Do any lines in the data below contain "healthy"? If so, copy every one of them.

#### [SOURCE RECORDS]
★ ★ ★ ★ ★
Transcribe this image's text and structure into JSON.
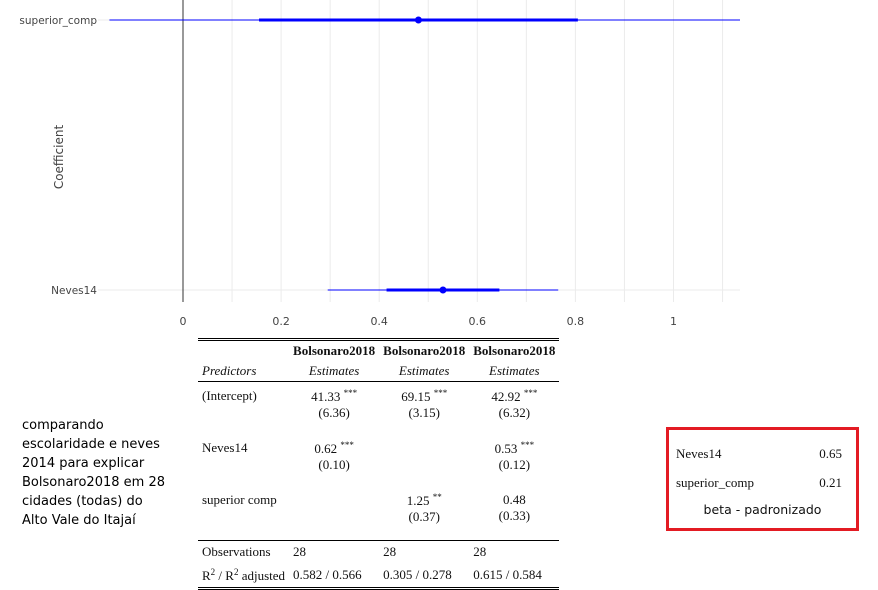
{
  "chart_data": {
    "type": "coefficient-plot",
    "ylabel": "Coefficient",
    "xlim": [
      0,
      1.15
    ],
    "x_ticks": [
      "0",
      "0.2",
      "0.4",
      "0.6",
      "0.8",
      "1"
    ],
    "x_tick_values": [
      0,
      0.2,
      0.4,
      0.6,
      0.8,
      1
    ],
    "zero_line": 0,
    "color": "#0000ff",
    "grid": true,
    "coefficients": [
      {
        "label": "superior_comp",
        "estimate": 0.48,
        "inner": [
          0.155,
          0.805
        ],
        "outer": [
          -0.15,
          1.15
        ]
      },
      {
        "label": "Neves14",
        "estimate": 0.53,
        "inner": [
          0.415,
          0.645
        ],
        "outer": [
          0.295,
          0.765
        ]
      }
    ]
  },
  "table": {
    "models": [
      "Bolsonaro2018",
      "Bolsonaro2018",
      "Bolsonaro2018"
    ],
    "predictors_label": "Predictors",
    "estimates_label": "Estimates",
    "rows": [
      {
        "name": "(Intercept)",
        "cells": [
          {
            "est": "41.33",
            "sig": "***",
            "se": "(6.36)"
          },
          {
            "est": "69.15",
            "sig": "***",
            "se": "(3.15)"
          },
          {
            "est": "42.92",
            "sig": "***",
            "se": "(6.32)"
          }
        ]
      },
      {
        "name": "Neves14",
        "cells": [
          {
            "est": "0.62",
            "sig": "***",
            "se": "(0.10)"
          },
          {
            "est": "",
            "sig": "",
            "se": ""
          },
          {
            "est": "0.53",
            "sig": "***",
            "se": "(0.12)"
          }
        ]
      },
      {
        "name": "superior comp",
        "cells": [
          {
            "est": "",
            "sig": "",
            "se": ""
          },
          {
            "est": "1.25",
            "sig": "**",
            "se": "(0.37)"
          },
          {
            "est": "0.48",
            "sig": "",
            "se": "(0.33)"
          }
        ]
      }
    ],
    "observations_label": "Observations",
    "observations": [
      "28",
      "28",
      "28"
    ],
    "r2_label_r": "R",
    "r2_label_sup": "2",
    "r2_label_mid": " / R",
    "r2_label_sup2": "2",
    "r2_label_end": " adjusted",
    "r2": [
      "0.582 / 0.566",
      "0.305 / 0.278",
      "0.615 / 0.584"
    ]
  },
  "note": "comparando escolaridade e neves 2014 para explicar Bolsonaro2018 em 28 cidades (todas) do Alto Vale do Itajaí",
  "beta_box": {
    "rows": [
      {
        "name": "Neves14",
        "value": "0.65"
      },
      {
        "name": "superior_comp",
        "value": "0.21"
      }
    ],
    "caption": "beta - padronizado",
    "border_color": "#e31b23"
  }
}
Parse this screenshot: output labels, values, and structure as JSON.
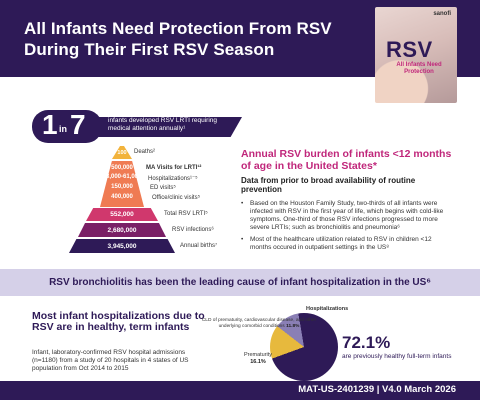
{
  "header": {
    "title": "All Infants Need Protection From RSV During Their First RSV Season",
    "brand": "sanofi",
    "image_word": "RSV",
    "image_subtitle": "All Infants Need Protection"
  },
  "stat": {
    "num1": "1",
    "in": "in",
    "num7": "7",
    "text": "infants developed RSV LRTI requiring medical attention annually¹"
  },
  "pyramid": {
    "levels": [
      {
        "value": "100",
        "label": "Deaths²"
      },
      {
        "value": "500,000",
        "label": "MA Visits for LRTI¹²"
      },
      {
        "value": "23,000-61,000",
        "label": "Hospitalizations¹⁻⁵"
      },
      {
        "value": "150,000",
        "label": "ED visits⁵"
      },
      {
        "value": "400,000",
        "label": "Office/clinic visits⁵"
      },
      {
        "value": "552,000",
        "label": "Total RSV LRTI⁵"
      },
      {
        "value": "2,680,000",
        "label": "RSV infections⁶"
      },
      {
        "value": "3,945,000",
        "label": "Annual births⁷"
      }
    ]
  },
  "right": {
    "title": "Annual RSV burden of infants <12 months of age in the United States*",
    "subtitle": "Data from prior to broad availability of routine prevention",
    "bullets": [
      "Based on the Houston Family Study, two-thirds of all infants were infected with RSV in the first year of life, which begins with cold-like symptoms. One-third of those RSV infections progressed to more severe LRTIs; such as bronchiolitis and pneumonia⁶",
      "Most of the healthcare utilization related to RSV in children <12 months occured in outpatient settings in the US⁸"
    ]
  },
  "banner": {
    "text": "RSV bronchiolitis has been the leading cause of infant hospitalization in the US⁶"
  },
  "bottom": {
    "title": "Most infant hospitalizations due to RSV are in healthy, term infants",
    "text": "Infant, laboratory-confirmed RSV hospital admissions (n=1180) from a study of 20 hospitals in 4 states of US population from Oct 2014 to 2015"
  },
  "pie": {
    "label_hosp": "Hospitalizations",
    "label_cld": "CLD of prematurity, cardiovascular disease, and other underlying comorbid conditions",
    "label_cld_pct": "11.8%",
    "label_prem": "Prematurity",
    "label_prem_pct": "16.1%",
    "big_pct": "72.1%",
    "big_label": "are previously healthy full-term infants",
    "colors": {
      "healthy": "#2e1a57",
      "prematurity": "#e7b93d",
      "cld": "#8a7fb5"
    }
  },
  "footer": {
    "code": "MAT-US-2401239 | V4.0 March 2026"
  }
}
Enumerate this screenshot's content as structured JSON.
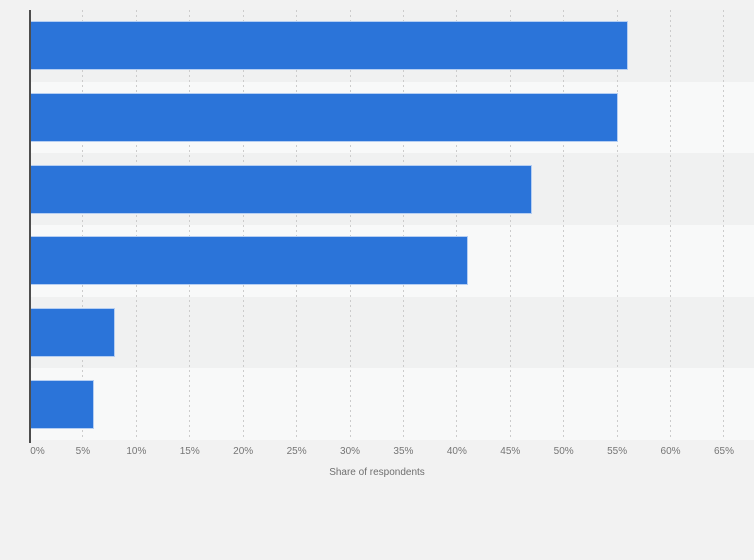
{
  "chart_data": {
    "type": "bar",
    "orientation": "horizontal",
    "title": "",
    "xlabel": "Share of respondents",
    "ylabel": "",
    "categories": [
      "",
      "",
      "",
      "",
      "",
      ""
    ],
    "values": [
      56,
      55,
      47,
      41,
      8,
      6
    ],
    "value_unit": "%",
    "xlim": [
      0,
      65
    ],
    "xtick_step": 5,
    "xtick_labels": [
      "0%",
      "5%",
      "10%",
      "15%",
      "20%",
      "25%",
      "30%",
      "35%",
      "40%",
      "45%",
      "50%",
      "55%",
      "60%",
      "65%"
    ],
    "grid": "vertical-dashed",
    "legend": "none",
    "colors": {
      "bar": "#2b74d9",
      "bar_border": "rgba(255,255,255,0.65)",
      "background": "#f2f2f2",
      "row_stripe_odd": "#f0f1f1",
      "row_stripe_even": "#f8f9f9",
      "gridline": "#cccccc",
      "axis_line": "#4d4d4d",
      "tick_label": "#757575",
      "axis_title": "#6f6f6f"
    }
  }
}
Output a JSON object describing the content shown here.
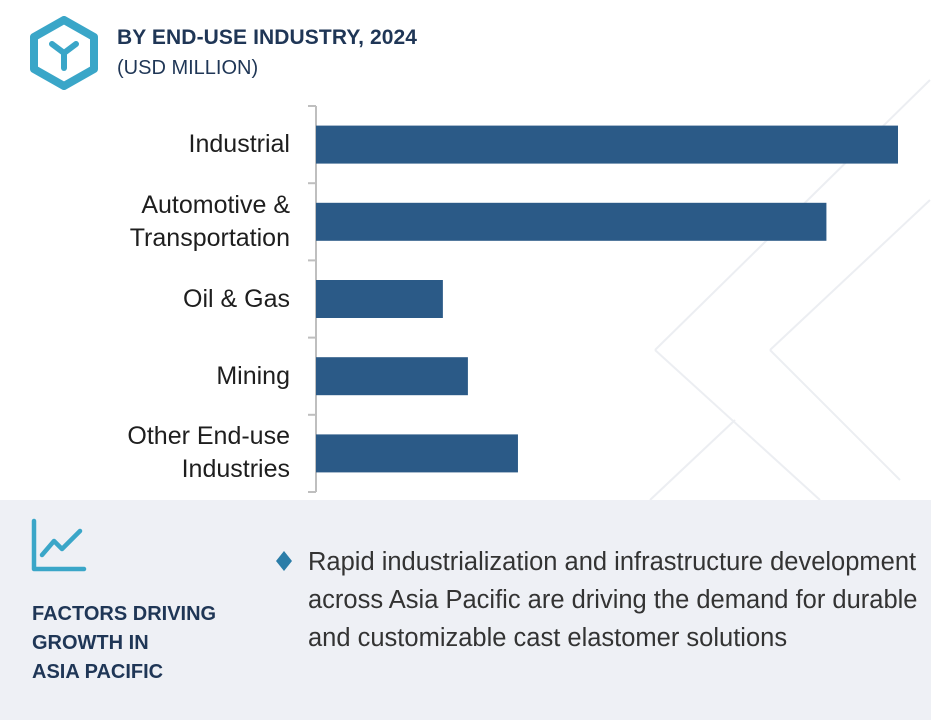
{
  "header": {
    "title": "BY END-USE INDUSTRY, 2024",
    "subtitle": "(USD MILLION)"
  },
  "colors": {
    "bar": "#2b5a87",
    "accent": "#3aa6c8",
    "title": "#1f3656"
  },
  "icons": {
    "logo": "hexagon-logo-icon",
    "trend": "trend-line-icon",
    "bullet": "diamond-bullet-icon"
  },
  "chart_data": {
    "type": "bar",
    "orientation": "horizontal",
    "title": "BY END-USE INDUSTRY, 2024",
    "subtitle": "(USD MILLION)",
    "categories": [
      "Industrial",
      "Automotive & Transportation",
      "Oil & Gas",
      "Mining",
      "Other End-use Industries"
    ],
    "category_labels": [
      "Industrial",
      "Automotive &\nTransportation",
      "Oil & Gas",
      "Mining",
      "Other End-use\nIndustries"
    ],
    "values": [
      100,
      87.7,
      21.8,
      26.1,
      34.7
    ],
    "xlim": [
      0,
      100
    ],
    "grid": false,
    "legend": "none",
    "value_labels": false
  },
  "factors": {
    "heading": "FACTORS DRIVING\nGROWTH IN\nASIA PACIFIC",
    "bullet_text": "Rapid industrialization and infrastructure development across Asia Pacific are driving the demand for durable and customizable cast elastomer solutions"
  }
}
★ ★ ★ ★ ★
#### [REPLY TO THE EXERCISE]
    "title": "Most infant hospitalizations due to RSV are in healthy, term infants",
    "big_label": "are previously healthy full-term infants",
      "healthy": "#2e1a57",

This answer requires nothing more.